WHAT TO WORK ON -
Copy out all of the material exactly.

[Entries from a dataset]
-=-=-

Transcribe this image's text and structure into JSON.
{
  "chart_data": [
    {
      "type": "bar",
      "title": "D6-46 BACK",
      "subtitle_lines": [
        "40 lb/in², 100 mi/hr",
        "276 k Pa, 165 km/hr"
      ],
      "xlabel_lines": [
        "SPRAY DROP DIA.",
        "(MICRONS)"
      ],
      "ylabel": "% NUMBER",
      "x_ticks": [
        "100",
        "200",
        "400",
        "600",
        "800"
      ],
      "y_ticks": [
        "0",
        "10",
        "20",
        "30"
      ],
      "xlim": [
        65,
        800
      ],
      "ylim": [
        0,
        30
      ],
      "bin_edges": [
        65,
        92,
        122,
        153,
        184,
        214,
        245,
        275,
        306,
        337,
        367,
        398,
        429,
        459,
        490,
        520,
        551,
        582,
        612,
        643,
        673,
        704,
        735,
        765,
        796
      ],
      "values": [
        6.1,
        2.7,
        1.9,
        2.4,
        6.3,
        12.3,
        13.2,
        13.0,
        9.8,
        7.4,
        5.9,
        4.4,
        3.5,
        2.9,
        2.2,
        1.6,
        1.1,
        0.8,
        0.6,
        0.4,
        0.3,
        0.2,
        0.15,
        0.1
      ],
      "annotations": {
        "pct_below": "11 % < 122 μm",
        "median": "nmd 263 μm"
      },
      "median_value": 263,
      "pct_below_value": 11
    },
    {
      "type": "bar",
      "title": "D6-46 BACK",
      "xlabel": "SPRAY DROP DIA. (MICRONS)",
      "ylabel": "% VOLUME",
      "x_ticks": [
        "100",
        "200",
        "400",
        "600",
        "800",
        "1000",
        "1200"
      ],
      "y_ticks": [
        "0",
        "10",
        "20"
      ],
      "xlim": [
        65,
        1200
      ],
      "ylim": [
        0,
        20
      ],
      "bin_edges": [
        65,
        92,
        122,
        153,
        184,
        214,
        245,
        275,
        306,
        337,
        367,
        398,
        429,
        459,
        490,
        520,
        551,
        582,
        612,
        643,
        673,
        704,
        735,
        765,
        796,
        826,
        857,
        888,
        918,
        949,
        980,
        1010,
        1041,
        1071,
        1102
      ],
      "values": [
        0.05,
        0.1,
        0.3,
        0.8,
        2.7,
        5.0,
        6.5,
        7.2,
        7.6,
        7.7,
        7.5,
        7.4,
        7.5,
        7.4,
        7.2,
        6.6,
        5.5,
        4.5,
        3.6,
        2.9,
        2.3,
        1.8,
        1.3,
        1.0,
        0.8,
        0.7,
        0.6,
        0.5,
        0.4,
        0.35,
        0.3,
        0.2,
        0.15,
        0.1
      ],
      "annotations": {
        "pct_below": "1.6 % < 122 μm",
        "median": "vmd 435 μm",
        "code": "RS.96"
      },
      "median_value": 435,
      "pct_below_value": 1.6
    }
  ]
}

-=-=-

RESPONSE -
Transcribe this image's text and structure into JSON.
{
  "chart_data": [
    {
      "type": "bar",
      "title": "D6-46 BACK",
      "subtitle_lines": [
        "40 lb/in², 100 mi/hr",
        "276 k Pa, 165 km/hr"
      ],
      "xlabel_lines": [
        "SPRAY DROP DIA.",
        "(MICRONS)"
      ],
      "ylabel": "% NUMBER",
      "x_ticks": [
        "100",
        "200",
        "400",
        "600",
        "800"
      ],
      "y_ticks": [
        "0",
        "10",
        "20",
        "30"
      ],
      "xlim": [
        65,
        800
      ],
      "ylim": [
        0,
        30
      ],
      "bin_edges": [
        65,
        92,
        122,
        153,
        184,
        214,
        245,
        275,
        306,
        337,
        367,
        398,
        429,
        459,
        490,
        520,
        551,
        582,
        612,
        643,
        673,
        704,
        735,
        765,
        796
      ],
      "values": [
        6.1,
        2.7,
        1.9,
        2.4,
        6.3,
        12.3,
        13.2,
        13.0,
        9.8,
        7.4,
        5.9,
        4.4,
        3.5,
        2.9,
        2.2,
        1.6,
        1.1,
        0.8,
        0.6,
        0.4,
        0.3,
        0.2,
        0.15,
        0.1
      ],
      "annotations": {
        "pct_below": "11 % < 122 μm",
        "median": "nmd 263 μm"
      },
      "median_value": 263,
      "pct_below_value": 11
    },
    {
      "type": "bar",
      "title": "D6-46 BACK",
      "xlabel": "SPRAY DROP DIA. (MICRONS)",
      "ylabel": "% VOLUME",
      "x_ticks": [
        "100",
        "200",
        "400",
        "600",
        "800",
        "1000",
        "1200"
      ],
      "y_ticks": [
        "0",
        "10",
        "20"
      ],
      "xlim": [
        65,
        1200
      ],
      "ylim": [
        0,
        20
      ],
      "bin_edges": [
        65,
        92,
        122,
        153,
        184,
        214,
        245,
        275,
        306,
        337,
        367,
        398,
        429,
        459,
        490,
        520,
        551,
        582,
        612,
        643,
        673,
        704,
        735,
        765,
        796,
        826,
        857,
        888,
        918,
        949,
        980,
        1010,
        1041,
        1071,
        1102
      ],
      "values": [
        0.05,
        0.1,
        0.3,
        0.8,
        2.7,
        5.0,
        6.5,
        7.2,
        7.6,
        7.7,
        7.5,
        7.4,
        7.5,
        7.4,
        7.2,
        6.6,
        5.5,
        4.5,
        3.6,
        2.9,
        2.3,
        1.8,
        1.3,
        1.0,
        0.8,
        0.7,
        0.6,
        0.5,
        0.4,
        0.35,
        0.3,
        0.2,
        0.15,
        0.1
      ],
      "annotations": {
        "pct_below": "1.6 % < 122 μm",
        "median": "vmd 435 μm",
        "code": "RS.96"
      },
      "median_value": 435,
      "pct_below_value": 1.6
    }
  ]
}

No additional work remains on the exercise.